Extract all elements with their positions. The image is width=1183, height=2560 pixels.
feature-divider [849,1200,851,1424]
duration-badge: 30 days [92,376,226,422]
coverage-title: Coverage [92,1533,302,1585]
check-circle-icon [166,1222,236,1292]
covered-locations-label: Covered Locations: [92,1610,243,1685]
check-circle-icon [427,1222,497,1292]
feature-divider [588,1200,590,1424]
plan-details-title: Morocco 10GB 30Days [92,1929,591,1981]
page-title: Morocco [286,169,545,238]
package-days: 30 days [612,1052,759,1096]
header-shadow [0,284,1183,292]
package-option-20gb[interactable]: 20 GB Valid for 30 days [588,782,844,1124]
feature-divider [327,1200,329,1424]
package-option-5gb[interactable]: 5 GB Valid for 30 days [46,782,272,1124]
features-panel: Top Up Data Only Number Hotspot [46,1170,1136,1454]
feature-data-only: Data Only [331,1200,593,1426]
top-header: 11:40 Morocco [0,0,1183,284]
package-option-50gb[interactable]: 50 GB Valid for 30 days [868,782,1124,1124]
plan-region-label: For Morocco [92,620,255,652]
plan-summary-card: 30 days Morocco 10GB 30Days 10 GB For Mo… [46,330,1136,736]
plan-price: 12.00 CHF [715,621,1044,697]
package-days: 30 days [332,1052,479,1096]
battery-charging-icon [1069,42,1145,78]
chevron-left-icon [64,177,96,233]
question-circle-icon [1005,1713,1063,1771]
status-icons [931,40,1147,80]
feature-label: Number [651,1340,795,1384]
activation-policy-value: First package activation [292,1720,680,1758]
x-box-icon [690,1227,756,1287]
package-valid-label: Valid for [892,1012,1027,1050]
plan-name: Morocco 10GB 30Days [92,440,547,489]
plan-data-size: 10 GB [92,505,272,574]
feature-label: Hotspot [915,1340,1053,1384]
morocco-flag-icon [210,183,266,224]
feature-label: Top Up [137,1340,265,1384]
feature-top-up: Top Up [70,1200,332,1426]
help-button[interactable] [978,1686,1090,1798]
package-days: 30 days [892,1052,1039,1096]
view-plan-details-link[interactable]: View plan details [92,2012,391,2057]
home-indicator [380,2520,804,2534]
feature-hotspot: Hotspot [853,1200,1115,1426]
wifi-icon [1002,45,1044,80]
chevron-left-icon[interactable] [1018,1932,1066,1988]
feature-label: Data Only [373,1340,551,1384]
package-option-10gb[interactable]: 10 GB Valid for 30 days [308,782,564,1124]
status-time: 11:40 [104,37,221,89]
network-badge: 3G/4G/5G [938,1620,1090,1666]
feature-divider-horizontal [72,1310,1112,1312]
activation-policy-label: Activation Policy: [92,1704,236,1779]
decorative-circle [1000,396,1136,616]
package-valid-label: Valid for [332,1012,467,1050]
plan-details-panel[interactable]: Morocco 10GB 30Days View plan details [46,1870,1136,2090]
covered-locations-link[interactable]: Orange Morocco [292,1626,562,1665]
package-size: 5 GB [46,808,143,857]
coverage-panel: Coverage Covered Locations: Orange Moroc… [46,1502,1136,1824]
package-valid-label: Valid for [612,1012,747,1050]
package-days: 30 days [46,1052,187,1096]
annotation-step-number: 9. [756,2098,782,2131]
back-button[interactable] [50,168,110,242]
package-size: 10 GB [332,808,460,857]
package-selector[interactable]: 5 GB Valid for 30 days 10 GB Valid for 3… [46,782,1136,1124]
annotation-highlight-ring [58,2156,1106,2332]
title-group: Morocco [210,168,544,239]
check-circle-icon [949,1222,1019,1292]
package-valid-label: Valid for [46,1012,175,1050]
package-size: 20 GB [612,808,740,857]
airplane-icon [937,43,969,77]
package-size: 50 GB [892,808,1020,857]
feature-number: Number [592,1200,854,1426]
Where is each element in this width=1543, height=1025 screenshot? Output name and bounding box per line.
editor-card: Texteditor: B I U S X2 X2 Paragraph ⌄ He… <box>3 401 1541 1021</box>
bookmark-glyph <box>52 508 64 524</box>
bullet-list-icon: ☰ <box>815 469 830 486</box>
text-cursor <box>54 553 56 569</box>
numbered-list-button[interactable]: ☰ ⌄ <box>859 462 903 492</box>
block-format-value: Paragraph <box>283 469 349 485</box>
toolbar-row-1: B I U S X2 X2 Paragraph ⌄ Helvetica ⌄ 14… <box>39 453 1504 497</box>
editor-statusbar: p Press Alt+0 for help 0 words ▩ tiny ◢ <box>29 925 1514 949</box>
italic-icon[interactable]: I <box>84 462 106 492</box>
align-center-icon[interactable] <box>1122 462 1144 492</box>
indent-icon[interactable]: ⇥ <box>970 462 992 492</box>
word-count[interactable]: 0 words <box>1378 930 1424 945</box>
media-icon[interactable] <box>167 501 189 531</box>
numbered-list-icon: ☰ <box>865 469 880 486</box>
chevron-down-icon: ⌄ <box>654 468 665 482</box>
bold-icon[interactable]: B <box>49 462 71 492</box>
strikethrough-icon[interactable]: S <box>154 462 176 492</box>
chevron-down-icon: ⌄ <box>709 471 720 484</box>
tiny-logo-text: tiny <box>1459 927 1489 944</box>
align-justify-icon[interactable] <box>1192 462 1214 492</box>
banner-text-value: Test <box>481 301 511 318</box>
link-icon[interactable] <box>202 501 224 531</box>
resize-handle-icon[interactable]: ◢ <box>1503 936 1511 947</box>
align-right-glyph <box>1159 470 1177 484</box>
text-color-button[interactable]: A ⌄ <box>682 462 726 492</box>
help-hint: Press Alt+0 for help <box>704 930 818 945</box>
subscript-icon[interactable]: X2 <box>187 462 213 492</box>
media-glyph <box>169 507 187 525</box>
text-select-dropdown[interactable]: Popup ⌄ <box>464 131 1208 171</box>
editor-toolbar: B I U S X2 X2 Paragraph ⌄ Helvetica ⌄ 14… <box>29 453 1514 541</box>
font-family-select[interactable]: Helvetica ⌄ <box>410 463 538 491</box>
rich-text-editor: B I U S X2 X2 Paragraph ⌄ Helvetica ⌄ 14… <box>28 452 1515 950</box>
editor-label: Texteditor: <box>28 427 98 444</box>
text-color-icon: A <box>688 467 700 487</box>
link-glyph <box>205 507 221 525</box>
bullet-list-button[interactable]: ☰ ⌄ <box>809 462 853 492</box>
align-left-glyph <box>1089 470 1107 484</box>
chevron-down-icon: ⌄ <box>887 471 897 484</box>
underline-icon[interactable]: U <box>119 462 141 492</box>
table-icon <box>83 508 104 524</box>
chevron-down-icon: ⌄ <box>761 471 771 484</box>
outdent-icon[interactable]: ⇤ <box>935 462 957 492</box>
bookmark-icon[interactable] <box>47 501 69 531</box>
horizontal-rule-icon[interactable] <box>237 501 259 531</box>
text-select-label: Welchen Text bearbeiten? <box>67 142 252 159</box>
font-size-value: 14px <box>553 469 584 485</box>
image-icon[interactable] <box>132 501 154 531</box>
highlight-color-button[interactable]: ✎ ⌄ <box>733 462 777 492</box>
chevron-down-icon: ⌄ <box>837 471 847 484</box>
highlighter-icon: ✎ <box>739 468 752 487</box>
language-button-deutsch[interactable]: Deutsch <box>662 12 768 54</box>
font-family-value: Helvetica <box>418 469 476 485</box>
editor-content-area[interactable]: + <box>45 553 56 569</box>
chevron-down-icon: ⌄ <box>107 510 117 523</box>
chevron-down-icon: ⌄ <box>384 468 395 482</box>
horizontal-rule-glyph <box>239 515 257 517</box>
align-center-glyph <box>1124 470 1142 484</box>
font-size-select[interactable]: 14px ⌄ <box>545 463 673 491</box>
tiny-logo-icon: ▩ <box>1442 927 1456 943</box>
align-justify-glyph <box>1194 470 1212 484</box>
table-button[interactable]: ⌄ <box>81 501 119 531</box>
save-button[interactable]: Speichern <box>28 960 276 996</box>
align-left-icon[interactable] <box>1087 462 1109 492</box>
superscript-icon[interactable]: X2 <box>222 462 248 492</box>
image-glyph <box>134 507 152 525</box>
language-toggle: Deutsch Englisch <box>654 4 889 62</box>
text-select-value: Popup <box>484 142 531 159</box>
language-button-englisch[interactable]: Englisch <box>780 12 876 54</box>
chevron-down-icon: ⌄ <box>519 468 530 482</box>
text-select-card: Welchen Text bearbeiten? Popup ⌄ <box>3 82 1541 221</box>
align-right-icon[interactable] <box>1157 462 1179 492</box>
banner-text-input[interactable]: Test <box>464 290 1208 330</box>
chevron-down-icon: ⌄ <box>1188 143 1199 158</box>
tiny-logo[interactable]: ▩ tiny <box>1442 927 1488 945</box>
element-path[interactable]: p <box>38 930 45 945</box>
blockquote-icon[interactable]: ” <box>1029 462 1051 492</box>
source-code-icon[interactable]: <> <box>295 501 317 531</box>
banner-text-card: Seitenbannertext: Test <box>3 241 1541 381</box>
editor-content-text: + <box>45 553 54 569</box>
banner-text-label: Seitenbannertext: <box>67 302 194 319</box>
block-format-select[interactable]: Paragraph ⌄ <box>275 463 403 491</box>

- - - - -

Render the records from their first line up to and including the line with "check-circle-icon [427,1222,497,1292]" as a Markdown table with two columns, Row and Entry. Put a row number in Row and the line in Entry, and leave out blank lines.

• Correct response:
| Row | Entry |
|---|---|
| 1 | Extract all elements with their positions. The image is width=1183, height=2560 pixels. |
| 2 | feature-divider [849,1200,851,1424] |
| 3 | duration-badge: 30 days [92,376,226,422] |
| 4 | coverage-title: Coverage [92,1533,302,1585] |
| 5 | check-circle-icon [166,1222,236,1292] |
| 6 | covered-locations-label: Covered Locations: [92,1610,243,1685] |
| 7 | check-circle-icon [427,1222,497,1292] |